** Problem statement **
Count the lines below that contain the word "kidney", and reply with only that number.

** Information supplied **
################

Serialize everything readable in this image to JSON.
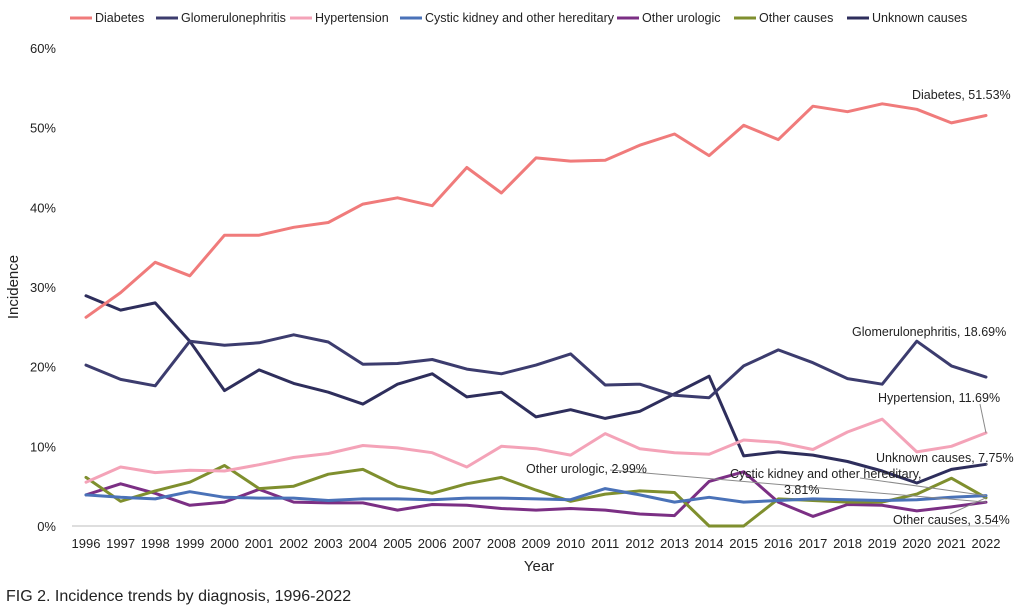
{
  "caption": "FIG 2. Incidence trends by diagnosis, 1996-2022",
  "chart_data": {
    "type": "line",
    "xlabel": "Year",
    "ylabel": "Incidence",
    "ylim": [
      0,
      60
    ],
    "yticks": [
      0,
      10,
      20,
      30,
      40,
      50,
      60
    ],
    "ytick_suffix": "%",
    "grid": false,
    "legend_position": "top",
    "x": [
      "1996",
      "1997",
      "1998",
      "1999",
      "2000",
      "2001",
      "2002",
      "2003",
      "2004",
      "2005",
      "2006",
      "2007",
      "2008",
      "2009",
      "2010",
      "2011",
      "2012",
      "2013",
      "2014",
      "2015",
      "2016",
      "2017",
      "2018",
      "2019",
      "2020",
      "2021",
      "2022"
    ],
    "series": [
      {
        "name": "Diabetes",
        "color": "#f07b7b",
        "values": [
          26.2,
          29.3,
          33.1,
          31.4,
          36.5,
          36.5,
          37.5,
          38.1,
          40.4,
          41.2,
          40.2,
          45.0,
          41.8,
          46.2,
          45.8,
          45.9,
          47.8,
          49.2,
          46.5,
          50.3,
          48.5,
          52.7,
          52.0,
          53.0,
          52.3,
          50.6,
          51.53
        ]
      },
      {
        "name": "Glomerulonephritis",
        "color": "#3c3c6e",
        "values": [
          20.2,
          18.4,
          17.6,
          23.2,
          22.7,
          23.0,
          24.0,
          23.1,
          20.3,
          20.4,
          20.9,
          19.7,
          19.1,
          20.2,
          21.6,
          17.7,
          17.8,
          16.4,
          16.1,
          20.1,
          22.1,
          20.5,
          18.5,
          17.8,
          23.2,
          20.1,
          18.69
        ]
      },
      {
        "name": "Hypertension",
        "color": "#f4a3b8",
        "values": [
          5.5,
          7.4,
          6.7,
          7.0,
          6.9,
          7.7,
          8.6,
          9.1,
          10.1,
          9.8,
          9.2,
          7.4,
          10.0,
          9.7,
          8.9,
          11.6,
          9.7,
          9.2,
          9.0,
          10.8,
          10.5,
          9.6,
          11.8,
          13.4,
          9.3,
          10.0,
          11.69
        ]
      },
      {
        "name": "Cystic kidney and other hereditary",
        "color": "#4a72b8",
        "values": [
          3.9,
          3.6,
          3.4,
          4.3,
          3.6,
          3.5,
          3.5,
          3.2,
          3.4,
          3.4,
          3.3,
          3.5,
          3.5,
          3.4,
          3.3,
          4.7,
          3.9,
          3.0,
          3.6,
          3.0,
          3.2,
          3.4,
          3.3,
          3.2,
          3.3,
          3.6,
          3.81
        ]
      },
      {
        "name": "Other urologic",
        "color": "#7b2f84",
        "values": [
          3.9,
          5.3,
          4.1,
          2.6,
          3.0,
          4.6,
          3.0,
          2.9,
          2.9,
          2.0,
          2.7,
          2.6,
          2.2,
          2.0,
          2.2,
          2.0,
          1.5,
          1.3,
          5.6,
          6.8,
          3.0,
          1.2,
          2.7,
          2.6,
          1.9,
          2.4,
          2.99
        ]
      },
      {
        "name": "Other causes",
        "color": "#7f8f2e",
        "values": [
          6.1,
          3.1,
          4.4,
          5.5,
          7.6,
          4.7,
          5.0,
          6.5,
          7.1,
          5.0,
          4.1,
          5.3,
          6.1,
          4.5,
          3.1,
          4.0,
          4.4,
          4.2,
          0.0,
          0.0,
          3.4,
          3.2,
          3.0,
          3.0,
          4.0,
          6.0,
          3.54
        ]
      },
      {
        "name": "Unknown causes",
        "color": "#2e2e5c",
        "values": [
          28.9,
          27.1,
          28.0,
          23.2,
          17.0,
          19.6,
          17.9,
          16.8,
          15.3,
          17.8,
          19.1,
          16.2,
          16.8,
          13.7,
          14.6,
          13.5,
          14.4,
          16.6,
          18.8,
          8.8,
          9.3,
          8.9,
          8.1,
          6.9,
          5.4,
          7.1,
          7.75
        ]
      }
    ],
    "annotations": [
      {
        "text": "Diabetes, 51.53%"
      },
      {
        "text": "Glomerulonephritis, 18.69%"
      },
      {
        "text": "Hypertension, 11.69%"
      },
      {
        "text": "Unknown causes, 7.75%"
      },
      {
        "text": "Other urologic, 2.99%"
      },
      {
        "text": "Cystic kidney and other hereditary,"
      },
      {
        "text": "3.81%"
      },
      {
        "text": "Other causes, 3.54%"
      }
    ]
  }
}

################

** Exercise response **
2